The problem:
Transcribe the records that follow exactly. Skip the pictures.

Supplied entries:
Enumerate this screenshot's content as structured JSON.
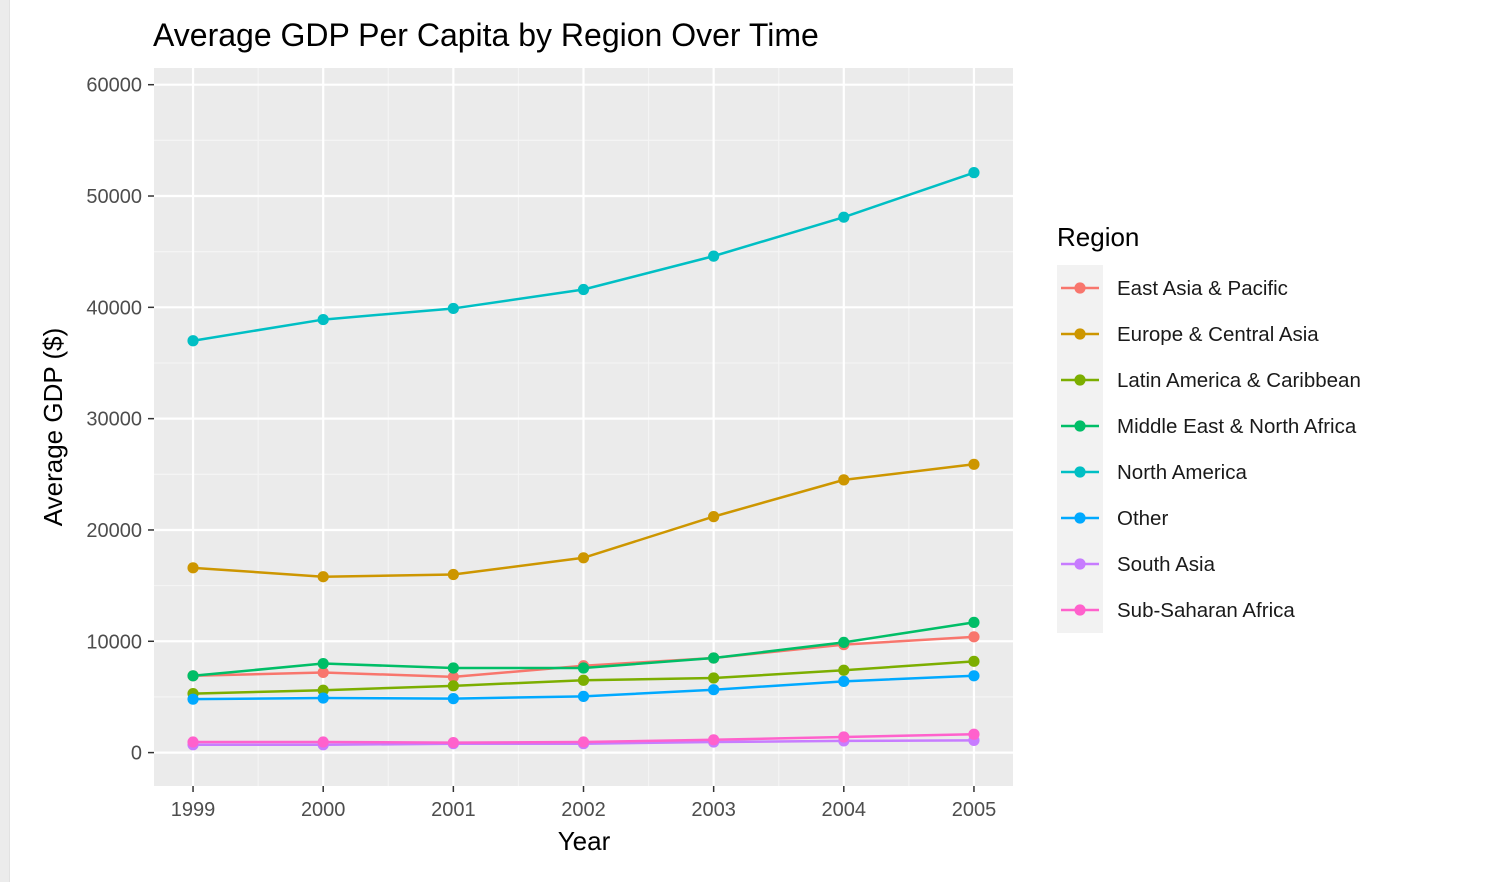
{
  "colors": {
    "panel_bg": "#ebebeb",
    "grid_major": "#ffffff",
    "grid_minor": "#f5f5f5",
    "tick": "#333333",
    "legend_key_bg": "#f2f2f2"
  },
  "chart_data": {
    "type": "line",
    "title": "Average GDP Per Capita by Region Over Time",
    "xlabel": "Year",
    "ylabel": "Average GDP ($)",
    "x": [
      1999,
      2000,
      2001,
      2002,
      2003,
      2004,
      2005
    ],
    "x_tick_labels": [
      "1999",
      "2000",
      "2001",
      "2002",
      "2003",
      "2004",
      "2005"
    ],
    "ylim": [
      -3000,
      61500
    ],
    "y_ticks": [
      0,
      10000,
      20000,
      30000,
      40000,
      50000,
      60000
    ],
    "y_tick_labels": [
      "0",
      "10000",
      "20000",
      "30000",
      "40000",
      "50000",
      "60000"
    ],
    "grid": true,
    "markers": true,
    "legend": {
      "title": "Region",
      "placement": "right"
    },
    "series": [
      {
        "name": "East Asia & Pacific",
        "color": "#F8766D",
        "values": [
          6900,
          7200,
          6800,
          7800,
          8500,
          9700,
          10400
        ]
      },
      {
        "name": "Europe & Central Asia",
        "color": "#CD9600",
        "values": [
          16600,
          15800,
          16000,
          17500,
          21200,
          24500,
          25900
        ]
      },
      {
        "name": "Latin America & Caribbean",
        "color": "#7CAE00",
        "values": [
          5300,
          5600,
          6000,
          6500,
          6700,
          7400,
          8200
        ]
      },
      {
        "name": "Middle East & North Africa",
        "color": "#00BE67",
        "values": [
          6900,
          8000,
          7600,
          7600,
          8500,
          9900,
          11700
        ]
      },
      {
        "name": "North America",
        "color": "#00BFC4",
        "values": [
          37000,
          38900,
          39900,
          41600,
          44600,
          48100,
          52100
        ]
      },
      {
        "name": "Other",
        "color": "#00A9FF",
        "values": [
          4800,
          4900,
          4850,
          5050,
          5650,
          6400,
          6900
        ]
      },
      {
        "name": "South Asia",
        "color": "#C77CFF",
        "values": [
          700,
          700,
          800,
          800,
          950,
          1050,
          1100
        ]
      },
      {
        "name": "Sub-Saharan Africa",
        "color": "#FF61CC",
        "values": [
          950,
          950,
          900,
          950,
          1150,
          1400,
          1650
        ]
      }
    ]
  }
}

Solved problem:
Enumerate this screenshot's content as structured JSON.
{
  "colors": {
    "panel_bg": "#ebebeb",
    "grid_major": "#ffffff",
    "grid_minor": "#f5f5f5",
    "tick": "#333333",
    "legend_key_bg": "#f2f2f2"
  },
  "chart_data": {
    "type": "line",
    "title": "Average GDP Per Capita by Region Over Time",
    "xlabel": "Year",
    "ylabel": "Average GDP ($)",
    "x": [
      1999,
      2000,
      2001,
      2002,
      2003,
      2004,
      2005
    ],
    "x_tick_labels": [
      "1999",
      "2000",
      "2001",
      "2002",
      "2003",
      "2004",
      "2005"
    ],
    "ylim": [
      -3000,
      61500
    ],
    "y_ticks": [
      0,
      10000,
      20000,
      30000,
      40000,
      50000,
      60000
    ],
    "y_tick_labels": [
      "0",
      "10000",
      "20000",
      "30000",
      "40000",
      "50000",
      "60000"
    ],
    "grid": true,
    "markers": true,
    "legend": {
      "title": "Region",
      "placement": "right"
    },
    "series": [
      {
        "name": "East Asia & Pacific",
        "color": "#F8766D",
        "values": [
          6900,
          7200,
          6800,
          7800,
          8500,
          9700,
          10400
        ]
      },
      {
        "name": "Europe & Central Asia",
        "color": "#CD9600",
        "values": [
          16600,
          15800,
          16000,
          17500,
          21200,
          24500,
          25900
        ]
      },
      {
        "name": "Latin America & Caribbean",
        "color": "#7CAE00",
        "values": [
          5300,
          5600,
          6000,
          6500,
          6700,
          7400,
          8200
        ]
      },
      {
        "name": "Middle East & North Africa",
        "color": "#00BE67",
        "values": [
          6900,
          8000,
          7600,
          7600,
          8500,
          9900,
          11700
        ]
      },
      {
        "name": "North America",
        "color": "#00BFC4",
        "values": [
          37000,
          38900,
          39900,
          41600,
          44600,
          48100,
          52100
        ]
      },
      {
        "name": "Other",
        "color": "#00A9FF",
        "values": [
          4800,
          4900,
          4850,
          5050,
          5650,
          6400,
          6900
        ]
      },
      {
        "name": "South Asia",
        "color": "#C77CFF",
        "values": [
          700,
          700,
          800,
          800,
          950,
          1050,
          1100
        ]
      },
      {
        "name": "Sub-Saharan Africa",
        "color": "#FF61CC",
        "values": [
          950,
          950,
          900,
          950,
          1150,
          1400,
          1650
        ]
      }
    ]
  }
}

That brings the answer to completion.